start Material shown

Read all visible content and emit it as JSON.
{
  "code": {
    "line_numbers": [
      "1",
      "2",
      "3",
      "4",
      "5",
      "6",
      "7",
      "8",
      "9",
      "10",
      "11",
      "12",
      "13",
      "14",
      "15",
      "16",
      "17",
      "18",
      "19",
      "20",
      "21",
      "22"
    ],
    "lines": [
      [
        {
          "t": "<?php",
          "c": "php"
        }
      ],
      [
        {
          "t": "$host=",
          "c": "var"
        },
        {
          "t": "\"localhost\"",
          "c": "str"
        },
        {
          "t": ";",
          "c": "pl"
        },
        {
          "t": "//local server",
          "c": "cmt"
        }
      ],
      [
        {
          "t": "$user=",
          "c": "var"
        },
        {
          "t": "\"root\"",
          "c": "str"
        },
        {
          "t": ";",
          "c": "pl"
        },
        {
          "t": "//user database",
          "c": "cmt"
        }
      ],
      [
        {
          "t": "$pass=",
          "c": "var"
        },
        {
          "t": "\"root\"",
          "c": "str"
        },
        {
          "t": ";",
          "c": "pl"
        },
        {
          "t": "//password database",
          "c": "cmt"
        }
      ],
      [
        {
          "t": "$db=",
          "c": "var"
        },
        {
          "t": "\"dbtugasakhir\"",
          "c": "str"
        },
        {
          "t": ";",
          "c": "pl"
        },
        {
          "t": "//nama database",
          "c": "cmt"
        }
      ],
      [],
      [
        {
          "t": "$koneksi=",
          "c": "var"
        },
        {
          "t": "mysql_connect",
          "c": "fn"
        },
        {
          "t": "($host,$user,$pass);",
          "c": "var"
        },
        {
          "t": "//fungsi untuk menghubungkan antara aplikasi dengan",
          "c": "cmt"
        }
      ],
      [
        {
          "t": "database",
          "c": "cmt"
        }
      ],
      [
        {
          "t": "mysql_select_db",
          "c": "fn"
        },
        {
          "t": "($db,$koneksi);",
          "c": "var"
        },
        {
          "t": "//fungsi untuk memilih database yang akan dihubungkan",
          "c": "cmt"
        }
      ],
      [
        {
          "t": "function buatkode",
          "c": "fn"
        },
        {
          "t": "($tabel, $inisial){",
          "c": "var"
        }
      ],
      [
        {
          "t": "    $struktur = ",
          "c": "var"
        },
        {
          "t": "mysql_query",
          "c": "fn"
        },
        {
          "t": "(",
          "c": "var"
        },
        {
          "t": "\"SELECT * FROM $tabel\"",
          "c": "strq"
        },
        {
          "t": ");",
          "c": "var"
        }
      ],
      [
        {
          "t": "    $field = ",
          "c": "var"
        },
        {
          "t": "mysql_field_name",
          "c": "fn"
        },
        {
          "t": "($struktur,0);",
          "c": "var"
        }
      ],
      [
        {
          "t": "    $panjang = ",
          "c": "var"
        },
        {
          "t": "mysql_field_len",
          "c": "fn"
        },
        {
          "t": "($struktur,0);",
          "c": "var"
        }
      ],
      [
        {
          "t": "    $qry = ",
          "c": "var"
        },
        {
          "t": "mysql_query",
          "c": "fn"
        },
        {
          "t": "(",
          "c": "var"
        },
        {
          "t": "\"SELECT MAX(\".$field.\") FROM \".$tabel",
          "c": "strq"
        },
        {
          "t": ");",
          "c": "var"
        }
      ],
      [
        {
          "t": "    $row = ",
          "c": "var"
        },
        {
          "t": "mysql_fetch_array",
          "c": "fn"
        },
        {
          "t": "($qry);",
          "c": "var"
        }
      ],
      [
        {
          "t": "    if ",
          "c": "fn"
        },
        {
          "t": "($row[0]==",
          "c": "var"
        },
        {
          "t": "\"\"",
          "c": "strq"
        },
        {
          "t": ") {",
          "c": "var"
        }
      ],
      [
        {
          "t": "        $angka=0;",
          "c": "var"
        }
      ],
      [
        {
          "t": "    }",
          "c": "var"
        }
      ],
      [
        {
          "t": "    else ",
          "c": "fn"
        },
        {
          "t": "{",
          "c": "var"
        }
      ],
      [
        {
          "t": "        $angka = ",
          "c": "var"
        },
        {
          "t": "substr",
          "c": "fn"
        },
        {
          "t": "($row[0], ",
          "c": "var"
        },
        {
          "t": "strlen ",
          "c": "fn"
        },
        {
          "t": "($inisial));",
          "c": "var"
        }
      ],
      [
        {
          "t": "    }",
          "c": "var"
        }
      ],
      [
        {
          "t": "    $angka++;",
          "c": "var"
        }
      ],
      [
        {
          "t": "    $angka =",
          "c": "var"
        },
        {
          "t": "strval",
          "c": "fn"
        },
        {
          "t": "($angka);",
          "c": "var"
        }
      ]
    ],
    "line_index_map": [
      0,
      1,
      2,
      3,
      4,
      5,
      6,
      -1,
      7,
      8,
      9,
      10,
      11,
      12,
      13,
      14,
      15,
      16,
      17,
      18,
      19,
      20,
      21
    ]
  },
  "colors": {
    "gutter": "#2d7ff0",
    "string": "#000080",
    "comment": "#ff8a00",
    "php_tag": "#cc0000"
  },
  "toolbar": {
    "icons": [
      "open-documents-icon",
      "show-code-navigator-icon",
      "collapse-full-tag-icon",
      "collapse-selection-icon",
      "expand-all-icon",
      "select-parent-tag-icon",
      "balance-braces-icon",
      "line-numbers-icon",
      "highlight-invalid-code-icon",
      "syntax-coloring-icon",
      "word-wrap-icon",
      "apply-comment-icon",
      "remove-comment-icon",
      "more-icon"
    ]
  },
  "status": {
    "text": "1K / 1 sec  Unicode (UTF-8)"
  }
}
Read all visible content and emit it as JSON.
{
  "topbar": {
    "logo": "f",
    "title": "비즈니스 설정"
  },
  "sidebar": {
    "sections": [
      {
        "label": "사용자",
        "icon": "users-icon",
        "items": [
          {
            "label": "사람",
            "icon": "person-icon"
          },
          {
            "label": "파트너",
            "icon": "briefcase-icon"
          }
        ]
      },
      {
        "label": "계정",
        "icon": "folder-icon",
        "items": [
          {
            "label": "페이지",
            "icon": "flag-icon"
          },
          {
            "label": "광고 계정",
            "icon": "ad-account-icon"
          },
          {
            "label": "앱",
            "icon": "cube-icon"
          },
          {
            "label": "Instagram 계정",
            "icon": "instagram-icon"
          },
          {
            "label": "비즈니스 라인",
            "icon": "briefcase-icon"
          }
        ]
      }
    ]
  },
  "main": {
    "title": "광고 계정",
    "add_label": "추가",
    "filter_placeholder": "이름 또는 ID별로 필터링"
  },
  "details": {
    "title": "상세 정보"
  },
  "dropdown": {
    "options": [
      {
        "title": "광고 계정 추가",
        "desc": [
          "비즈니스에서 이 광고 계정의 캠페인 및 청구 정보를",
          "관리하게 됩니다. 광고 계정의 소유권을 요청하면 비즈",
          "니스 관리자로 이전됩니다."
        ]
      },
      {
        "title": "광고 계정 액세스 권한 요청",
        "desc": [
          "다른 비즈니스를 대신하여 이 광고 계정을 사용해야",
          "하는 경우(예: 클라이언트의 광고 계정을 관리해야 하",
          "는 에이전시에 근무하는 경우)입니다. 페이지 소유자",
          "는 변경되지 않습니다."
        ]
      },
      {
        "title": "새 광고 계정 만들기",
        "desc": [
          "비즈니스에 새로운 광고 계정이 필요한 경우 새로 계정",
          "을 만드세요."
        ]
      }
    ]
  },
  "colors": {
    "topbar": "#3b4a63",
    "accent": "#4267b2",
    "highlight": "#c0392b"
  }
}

end Material shown

### The task
Write every entry out again exactly.

### Full output
Read all visible content and emit it as JSON.
{
  "code": {
    "line_numbers": [
      "1",
      "2",
      "3",
      "4",
      "5",
      "6",
      "7",
      "8",
      "9",
      "10",
      "11",
      "12",
      "13",
      "14",
      "15",
      "16",
      "17",
      "18",
      "19",
      "20",
      "21",
      "22"
    ],
    "lines": [
      [
        {
          "t": "<?php",
          "c": "php"
        }
      ],
      [
        {
          "t": "$host=",
          "c": "var"
        },
        {
          "t": "\"localhost\"",
          "c": "str"
        },
        {
          "t": ";",
          "c": "pl"
        },
        {
          "t": "//local server",
          "c": "cmt"
        }
      ],
      [
        {
          "t": "$user=",
          "c": "var"
        },
        {
          "t": "\"root\"",
          "c": "str"
        },
        {
          "t": ";",
          "c": "pl"
        },
        {
          "t": "//user database",
          "c": "cmt"
        }
      ],
      [
        {
          "t": "$pass=",
          "c": "var"
        },
        {
          "t": "\"root\"",
          "c": "str"
        },
        {
          "t": ";",
          "c": "pl"
        },
        {
          "t": "//password database",
          "c": "cmt"
        }
      ],
      [
        {
          "t": "$db=",
          "c": "var"
        },
        {
          "t": "\"dbtugasakhir\"",
          "c": "str"
        },
        {
          "t": ";",
          "c": "pl"
        },
        {
          "t": "//nama database",
          "c": "cmt"
        }
      ],
      [],
      [
        {
          "t": "$koneksi=",
          "c": "var"
        },
        {
          "t": "mysql_connect",
          "c": "fn"
        },
        {
          "t": "($host,$user,$pass);",
          "c": "var"
        },
        {
          "t": "//fungsi untuk menghubungkan antara aplikasi dengan",
          "c": "cmt"
        }
      ],
      [
        {
          "t": "database",
          "c": "cmt"
        }
      ],
      [
        {
          "t": "mysql_select_db",
          "c": "fn"
        },
        {
          "t": "($db,$koneksi);",
          "c": "var"
        },
        {
          "t": "//fungsi untuk memilih database yang akan dihubungkan",
          "c": "cmt"
        }
      ],
      [
        {
          "t": "function buatkode",
          "c": "fn"
        },
        {
          "t": "($tabel, $inisial){",
          "c": "var"
        }
      ],
      [
        {
          "t": "    $struktur = ",
          "c": "var"
        },
        {
          "t": "mysql_query",
          "c": "fn"
        },
        {
          "t": "(",
          "c": "var"
        },
        {
          "t": "\"SELECT * FROM $tabel\"",
          "c": "strq"
        },
        {
          "t": ");",
          "c": "var"
        }
      ],
      [
        {
          "t": "    $field = ",
          "c": "var"
        },
        {
          "t": "mysql_field_name",
          "c": "fn"
        },
        {
          "t": "($struktur,0);",
          "c": "var"
        }
      ],
      [
        {
          "t": "    $panjang = ",
          "c": "var"
        },
        {
          "t": "mysql_field_len",
          "c": "fn"
        },
        {
          "t": "($struktur,0);",
          "c": "var"
        }
      ],
      [
        {
          "t": "    $qry = ",
          "c": "var"
        },
        {
          "t": "mysql_query",
          "c": "fn"
        },
        {
          "t": "(",
          "c": "var"
        },
        {
          "t": "\"SELECT MAX(\".$field.\") FROM \".$tabel",
          "c": "strq"
        },
        {
          "t": ");",
          "c": "var"
        }
      ],
      [
        {
          "t": "    $row = ",
          "c": "var"
        },
        {
          "t": "mysql_fetch_array",
          "c": "fn"
        },
        {
          "t": "($qry);",
          "c": "var"
        }
      ],
      [
        {
          "t": "    if ",
          "c": "fn"
        },
        {
          "t": "($row[0]==",
          "c": "var"
        },
        {
          "t": "\"\"",
          "c": "strq"
        },
        {
          "t": ") {",
          "c": "var"
        }
      ],
      [
        {
          "t": "        $angka=0;",
          "c": "var"
        }
      ],
      [
        {
          "t": "    }",
          "c": "var"
        }
      ],
      [
        {
          "t": "    else ",
          "c": "fn"
        },
        {
          "t": "{",
          "c": "var"
        }
      ],
      [
        {
          "t": "        $angka = ",
          "c": "var"
        },
        {
          "t": "substr",
          "c": "fn"
        },
        {
          "t": "($row[0], ",
          "c": "var"
        },
        {
          "t": "strlen ",
          "c": "fn"
        },
        {
          "t": "($inisial));",
          "c": "var"
        }
      ],
      [
        {
          "t": "    }",
          "c": "var"
        }
      ],
      [
        {
          "t": "    $angka++;",
          "c": "var"
        }
      ],
      [
        {
          "t": "    $angka =",
          "c": "var"
        },
        {
          "t": "strval",
          "c": "fn"
        },
        {
          "t": "($angka);",
          "c": "var"
        }
      ]
    ],
    "line_index_map": [
      0,
      1,
      2,
      3,
      4,
      5,
      6,
      -1,
      7,
      8,
      9,
      10,
      11,
      12,
      13,
      14,
      15,
      16,
      17,
      18,
      19,
      20,
      21
    ]
  },
  "colors": {
    "gutter": "#2d7ff0",
    "string": "#000080",
    "comment": "#ff8a00",
    "php_tag": "#cc0000"
  },
  "toolbar": {
    "icons": [
      "open-documents-icon",
      "show-code-navigator-icon",
      "collapse-full-tag-icon",
      "collapse-selection-icon",
      "expand-all-icon",
      "select-parent-tag-icon",
      "balance-braces-icon",
      "line-numbers-icon",
      "highlight-invalid-code-icon",
      "syntax-coloring-icon",
      "word-wrap-icon",
      "apply-comment-icon",
      "remove-comment-icon",
      "more-icon"
    ]
  },
  "status": {
    "text": "1K / 1 sec  Unicode (UTF-8)"
  }
}
Read all visible content and emit it as JSON.
{
  "topbar": {
    "logo": "f",
    "title": "비즈니스 설정"
  },
  "sidebar": {
    "sections": [
      {
        "label": "사용자",
        "icon": "users-icon",
        "items": [
          {
            "label": "사람",
            "icon": "person-icon"
          },
          {
            "label": "파트너",
            "icon": "briefcase-icon"
          }
        ]
      },
      {
        "label": "계정",
        "icon": "folder-icon",
        "items": [
          {
            "label": "페이지",
            "icon": "flag-icon"
          },
          {
            "label": "광고 계정",
            "icon": "ad-account-icon"
          },
          {
            "label": "앱",
            "icon": "cube-icon"
          },
          {
            "label": "Instagram 계정",
            "icon": "instagram-icon"
          },
          {
            "label": "비즈니스 라인",
            "icon": "briefcase-icon"
          }
        ]
      }
    ]
  },
  "main": {
    "title": "광고 계정",
    "add_label": "추가",
    "filter_placeholder": "이름 또는 ID별로 필터링"
  },
  "details": {
    "title": "상세 정보"
  },
  "dropdown": {
    "options": [
      {
        "title": "광고 계정 추가",
        "desc": [
          "비즈니스에서 이 광고 계정의 캠페인 및 청구 정보를",
          "관리하게 됩니다. 광고 계정의 소유권을 요청하면 비즈",
          "니스 관리자로 이전됩니다."
        ]
      },
      {
        "title": "광고 계정 액세스 권한 요청",
        "desc": [
          "다른 비즈니스를 대신하여 이 광고 계정을 사용해야",
          "하는 경우(예: 클라이언트의 광고 계정을 관리해야 하",
          "는 에이전시에 근무하는 경우)입니다. 페이지 소유자",
          "는 변경되지 않습니다."
        ]
      },
      {
        "title": "새 광고 계정 만들기",
        "desc": [
          "비즈니스에 새로운 광고 계정이 필요한 경우 새로 계정",
          "을 만드세요."
        ]
      }
    ]
  },
  "colors": {
    "topbar": "#3b4a63",
    "accent": "#4267b2",
    "highlight": "#c0392b"
  }
}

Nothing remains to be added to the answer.